-- DIRECTIVE --
Please rewrite every line of the entries below as a Markdown table with two columns, Row and Line, numbering the rows and leaving out any blank lines.

[Dataset items]
-- START --

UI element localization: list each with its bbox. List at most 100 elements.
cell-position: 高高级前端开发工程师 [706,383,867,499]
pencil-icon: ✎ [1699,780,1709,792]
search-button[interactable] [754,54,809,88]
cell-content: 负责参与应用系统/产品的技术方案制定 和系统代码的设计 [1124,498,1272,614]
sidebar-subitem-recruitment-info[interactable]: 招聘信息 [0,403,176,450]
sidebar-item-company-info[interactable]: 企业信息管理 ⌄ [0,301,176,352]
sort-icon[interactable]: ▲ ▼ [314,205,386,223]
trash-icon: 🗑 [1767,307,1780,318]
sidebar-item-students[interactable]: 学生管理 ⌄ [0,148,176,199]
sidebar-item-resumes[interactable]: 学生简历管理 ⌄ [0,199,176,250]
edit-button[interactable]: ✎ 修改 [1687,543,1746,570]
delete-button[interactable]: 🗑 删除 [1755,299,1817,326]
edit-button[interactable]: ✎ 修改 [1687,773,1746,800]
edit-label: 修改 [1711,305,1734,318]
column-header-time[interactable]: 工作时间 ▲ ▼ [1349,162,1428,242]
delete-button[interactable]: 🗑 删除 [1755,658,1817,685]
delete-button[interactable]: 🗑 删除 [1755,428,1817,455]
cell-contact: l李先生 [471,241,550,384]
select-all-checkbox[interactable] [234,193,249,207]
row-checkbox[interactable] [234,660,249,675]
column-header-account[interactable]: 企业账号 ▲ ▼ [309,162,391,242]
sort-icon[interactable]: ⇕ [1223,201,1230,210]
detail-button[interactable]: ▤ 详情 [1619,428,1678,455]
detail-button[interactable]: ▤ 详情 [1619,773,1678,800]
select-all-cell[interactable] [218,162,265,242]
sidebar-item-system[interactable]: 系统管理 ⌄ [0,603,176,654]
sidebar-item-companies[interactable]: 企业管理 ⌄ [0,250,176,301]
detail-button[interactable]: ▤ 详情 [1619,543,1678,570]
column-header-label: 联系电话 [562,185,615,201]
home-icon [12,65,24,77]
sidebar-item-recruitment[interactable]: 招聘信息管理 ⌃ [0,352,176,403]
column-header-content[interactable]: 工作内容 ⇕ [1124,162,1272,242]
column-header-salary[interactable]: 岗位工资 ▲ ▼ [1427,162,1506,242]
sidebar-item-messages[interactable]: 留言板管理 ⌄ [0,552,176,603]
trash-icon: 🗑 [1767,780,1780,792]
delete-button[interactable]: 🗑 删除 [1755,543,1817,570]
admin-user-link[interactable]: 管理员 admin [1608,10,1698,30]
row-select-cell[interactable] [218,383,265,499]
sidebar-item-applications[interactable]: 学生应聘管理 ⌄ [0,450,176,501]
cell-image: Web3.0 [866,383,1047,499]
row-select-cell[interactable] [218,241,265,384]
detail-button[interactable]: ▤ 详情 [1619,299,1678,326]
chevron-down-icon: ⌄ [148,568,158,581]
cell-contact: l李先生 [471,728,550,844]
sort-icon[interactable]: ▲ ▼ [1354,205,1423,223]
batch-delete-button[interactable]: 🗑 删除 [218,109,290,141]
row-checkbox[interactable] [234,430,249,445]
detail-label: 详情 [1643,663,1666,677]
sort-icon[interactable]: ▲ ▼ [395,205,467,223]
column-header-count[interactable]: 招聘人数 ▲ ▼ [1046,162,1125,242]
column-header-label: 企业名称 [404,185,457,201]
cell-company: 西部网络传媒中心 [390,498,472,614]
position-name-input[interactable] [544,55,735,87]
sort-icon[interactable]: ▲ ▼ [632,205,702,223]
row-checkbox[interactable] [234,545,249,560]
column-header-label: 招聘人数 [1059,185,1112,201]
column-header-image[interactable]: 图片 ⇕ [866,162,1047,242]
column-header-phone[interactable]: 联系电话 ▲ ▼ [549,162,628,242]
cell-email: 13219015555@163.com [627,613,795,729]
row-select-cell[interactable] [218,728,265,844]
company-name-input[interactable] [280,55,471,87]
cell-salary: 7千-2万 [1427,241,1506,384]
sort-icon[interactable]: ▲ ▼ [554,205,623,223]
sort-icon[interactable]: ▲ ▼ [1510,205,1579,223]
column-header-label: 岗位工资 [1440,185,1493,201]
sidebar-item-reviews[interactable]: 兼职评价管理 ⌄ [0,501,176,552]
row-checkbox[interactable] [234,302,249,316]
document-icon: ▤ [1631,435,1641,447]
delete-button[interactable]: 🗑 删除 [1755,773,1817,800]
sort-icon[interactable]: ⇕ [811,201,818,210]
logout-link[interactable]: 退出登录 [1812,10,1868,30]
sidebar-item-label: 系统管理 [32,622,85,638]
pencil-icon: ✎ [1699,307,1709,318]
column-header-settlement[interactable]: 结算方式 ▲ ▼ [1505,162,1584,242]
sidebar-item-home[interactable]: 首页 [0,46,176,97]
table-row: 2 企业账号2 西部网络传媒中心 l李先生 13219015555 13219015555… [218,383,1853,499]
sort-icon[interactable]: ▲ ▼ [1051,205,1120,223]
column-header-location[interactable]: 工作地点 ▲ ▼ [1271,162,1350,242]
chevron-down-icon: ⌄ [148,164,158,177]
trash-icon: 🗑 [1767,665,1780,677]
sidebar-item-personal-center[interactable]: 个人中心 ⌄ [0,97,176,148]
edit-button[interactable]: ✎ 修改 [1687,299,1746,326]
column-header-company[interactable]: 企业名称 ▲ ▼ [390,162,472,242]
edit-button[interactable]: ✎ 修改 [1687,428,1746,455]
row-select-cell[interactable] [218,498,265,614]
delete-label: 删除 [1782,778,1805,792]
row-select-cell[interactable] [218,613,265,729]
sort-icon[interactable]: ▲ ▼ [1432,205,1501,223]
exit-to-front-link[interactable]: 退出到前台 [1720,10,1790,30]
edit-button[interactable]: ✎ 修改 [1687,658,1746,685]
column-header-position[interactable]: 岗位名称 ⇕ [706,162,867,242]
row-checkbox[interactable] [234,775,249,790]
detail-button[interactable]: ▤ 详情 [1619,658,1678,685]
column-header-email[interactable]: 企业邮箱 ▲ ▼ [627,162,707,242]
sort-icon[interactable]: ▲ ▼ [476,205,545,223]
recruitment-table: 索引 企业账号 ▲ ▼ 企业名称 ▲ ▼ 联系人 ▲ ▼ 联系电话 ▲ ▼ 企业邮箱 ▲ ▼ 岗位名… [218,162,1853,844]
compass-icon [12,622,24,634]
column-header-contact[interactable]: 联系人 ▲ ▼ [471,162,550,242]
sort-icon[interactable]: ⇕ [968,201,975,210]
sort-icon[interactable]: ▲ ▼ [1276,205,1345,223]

-- END --

-- RESULT FOR THIS EXERCISE --
| Row | Line |
|---|---|
| 1 | UI element localization: list each with its bbox. List at most 100 elements. |
| 2 | cell-position: 高高级前端开发工程师 [706,383,867,499] |
| 3 | pencil-icon: ✎ [1699,780,1709,792] |
| 4 | search-button[interactable] [754,54,809,88] |
| 5 | cell-content: 负责参与应用系统/产品的技术方案制定 和系统代码的设计 [1124,498,1272,614] |
| 6 | sidebar-subitem-recruitment-info[interactable]: 招聘信息 [0,403,176,450] |
| 7 | sidebar-item-company-info[interactable]: 企业信息管理 ⌄ [0,301,176,352] |
| 8 | sort-icon[interactable]: ▲ ▼ [314,205,386,223] |
| 9 | trash-icon: 🗑 [1767,307,1780,318] |
| 10 | sidebar-item-students[interactable]: 学生管理 ⌄ [0,148,176,199] |
| 11 | sidebar-item-resumes[interactable]: 学生简历管理 ⌄ [0,199,176,250] |
| 12 | edit-button[interactable]: ✎ 修改 [1687,543,1746,570] |
| 13 | delete-button[interactable]: 🗑 删除 [1755,299,1817,326] |
| 14 | edit-button[interactable]: ✎ 修改 [1687,773,1746,800] |
| 15 | edit-label: 修改 [1711,305,1734,318] |
| 16 | column-header-time[interactable]: 工作时间 ▲ ▼ [1349,162,1428,242] |
| 17 | delete-button[interactable]: 🗑 删除 [1755,658,1817,685] |
| 18 | delete-button[interactable]: 🗑 删除 [1755,428,1817,455] |
| 19 | cell-contact: l李先生 [471,241,550,384] |
| 20 | select-all-checkbox[interactable] [234,193,249,207] |
| 21 | row-checkbox[interactable] [234,660,249,675] |
| 22 | column-header-account[interactable]: 企业账号 ▲ ▼ [309,162,391,242] |
| 23 | sort-icon[interactable]: ⇕ [1223,201,1230,210] |
| 24 | detail-button[interactable]: ▤ 详情 [1619,428,1678,455] |
| 25 | detail-button[interactable]: ▤ 详情 [1619,773,1678,800] |
| 26 | select-all-cell[interactable] [218,162,265,242] |
| 27 | sidebar-item-system[interactable]: 系统管理 ⌄ [0,603,176,654] |
| 28 | sidebar-item-companies[interactable]: 企业管理 ⌄ [0,250,176,301] |
| 29 | detail-button[interactable]: ▤ 详情 [1619,543,1678,570] |
| 30 | column-header-label: 联系电话 [562,185,615,201] |
| 31 | home-icon [12,65,24,77] |
| 32 | sidebar-item-recruitment[interactable]: 招聘信息管理 ⌃ [0,352,176,403] |
| 33 | column-header-content[interactable]: 工作内容 ⇕ [1124,162,1272,242] |
| 34 | column-header-salary[interactable]: 岗位工资 ▲ ▼ [1427,162,1506,242] |
| 35 | sidebar-item-messages[interactable]: 留言板管理 ⌄ [0,552,176,603] |
| 36 | trash-icon: 🗑 [1767,780,1780,792] |
| 37 | delete-button[interactable]: 🗑 删除 [1755,543,1817,570] |
| 38 | admin-user-link[interactable]: 管理员 admin [1608,10,1698,30] |
| 39 | row-select-cell[interactable] [218,383,265,499] |
| 40 | sidebar-item-applications[interactable]: 学生应聘管理 ⌄ [0,450,176,501] |
| 41 | cell-image: Web3.0 [866,383,1047,499] |
| 42 | row-select-cell[interactable] [218,241,265,384] |
| 43 | detail-button[interactable]: ▤ 详情 [1619,299,1678,326] |
| 44 | chevron-down-icon: ⌄ [148,568,158,581] |
| 45 | cell-contact: l李先生 [471,728,550,844] |
| 46 | sort-icon[interactable]: ▲ ▼ [1354,205,1423,223] |
| 47 | batch-delete-button[interactable]: 🗑 删除 [218,109,290,141] |
| 48 | row-checkbox[interactable] [234,430,249,445] |
| 49 | detail-label: 详情 [1643,663,1666,677] |
| 50 | sort-icon[interactable]: ▲ ▼ [395,205,467,223] |
| 51 | column-header-count[interactable]: 招聘人数 ▲ ▼ [1046,162,1125,242] |
| 52 | column-header-label: 企业名称 [404,185,457,201] |
| 53 | cell-company: 西部网络传媒中心 [390,498,472,614] |
| 54 | position-name-input[interactable] [544,55,735,87] |
| 55 | sort-icon[interactable]: ▲ ▼ [632,205,702,223] |
| 56 | row-checkbox[interactable] [234,545,249,560] |
| 57 | column-header-label: 招聘人数 [1059,185,1112,201] |
| 58 | column-header-image[interactable]: 图片 ⇕ [866,162,1047,242] |
| 59 | column-header-phone[interactable]: 联系电话 ▲ ▼ [549,162,628,242] |
| 60 | cell-email: 13219015555@163.com [627,613,795,729] |
| 61 | row-select-cell[interactable] [218,728,265,844] |
| 62 | company-name-input[interactable] [280,55,471,87] |
| 63 | cell-salary: 7千-2万 [1427,241,1506,384] |
| 64 | sort-icon[interactable]: ▲ ▼ [554,205,623,223] |
| 65 | sort-icon[interactable]: ▲ ▼ [1510,205,1579,223] |
| 66 | column-header-label: 岗位工资 [1440,185,1493,201] |
| 67 | sidebar-item-reviews[interactable]: 兼职评价管理 ⌄ [0,501,176,552] |
| 68 | row-checkbox[interactable] [234,302,249,316] |
| 69 | document-icon: ▤ [1631,435,1641,447] |
| 70 | delete-button[interactable]: 🗑 删除 [1755,773,1817,800] |
| 71 | sort-icon[interactable]: ⇕ [811,201,818,210] |
| 72 | logout-link[interactable]: 退出登录 [1812,10,1868,30] |
| 73 | sidebar-item-label: 系统管理 [32,622,85,638] |
| 74 | pencil-icon: ✎ [1699,307,1709,318] |
| 75 | column-header-settlement[interactable]: 结算方式 ▲ ▼ [1505,162,1584,242] |
| 76 | sidebar-item-home[interactable]: 首页 [0,46,176,97] |
| 77 | table-row: 2 企业账号2 西部网络传媒中心 l李先生 13219015555 13219015555… [218,383,1853,499] |
| 78 | sort-icon[interactable]: ▲ ▼ [1051,205,1120,223] |
| 79 | column-header-location[interactable]: 工作地点 ▲ ▼ [1271,162,1350,242] |
| 80 | chevron-down-icon: ⌄ [148,164,158,177] |
| 81 | trash-icon: 🗑 [1767,665,1780,677] |
| 82 | sidebar-item-personal-center[interactable]: 个人中心 ⌄ [0,97,176,148] |
| 83 | edit-button[interactable]: ✎ 修改 [1687,299,1746,326] |
| 84 | column-header-company[interactable]: 企业名称 ▲ ▼ [390,162,472,242] |
| 85 | edit-button[interactable]: ✎ 修改 [1687,428,1746,455] |
| 86 | row-select-cell[interactable] [218,498,265,614] |
| 87 | delete-label: 删除 [1782,778,1805,792] |
| 88 | row-select-cell[interactable] [218,613,265,729] |
| 89 | sort-icon[interactable]: ▲ ▼ [1432,205,1501,223] |
| 90 | exit-to-front-link[interactable]: 退出到前台 [1720,10,1790,30] |
| 91 | edit-button[interactable]: ✎ 修改 [1687,658,1746,685] |
| 92 | column-header-position[interactable]: 岗位名称 ⇕ [706,162,867,242] |
| 93 | row-checkbox[interactable] [234,775,249,790] |
| 94 | detail-button[interactable]: ▤ 详情 [1619,658,1678,685] |
| 95 | column-header-email[interactable]: 企业邮箱 ▲ ▼ [627,162,707,242] |
| 96 | sort-icon[interactable]: ▲ ▼ [476,205,545,223] |
| 97 | recruitment-table: 索引 企业账号 ▲ ▼ 企业名称 ▲ ▼ 联系人 ▲ ▼ 联系电话 ▲ ▼ 企业邮箱 ▲ ▼ 岗位名… [218,162,1853,844] |
| 98 | compass-icon [12,622,24,634] |
| 99 | column-header-contact[interactable]: 联系人 ▲ ▼ [471,162,550,242] |
| 100 | sort-icon[interactable]: ⇕ [968,201,975,210] |
| 101 | sort-icon[interactable]: ▲ ▼ [1276,205,1345,223] |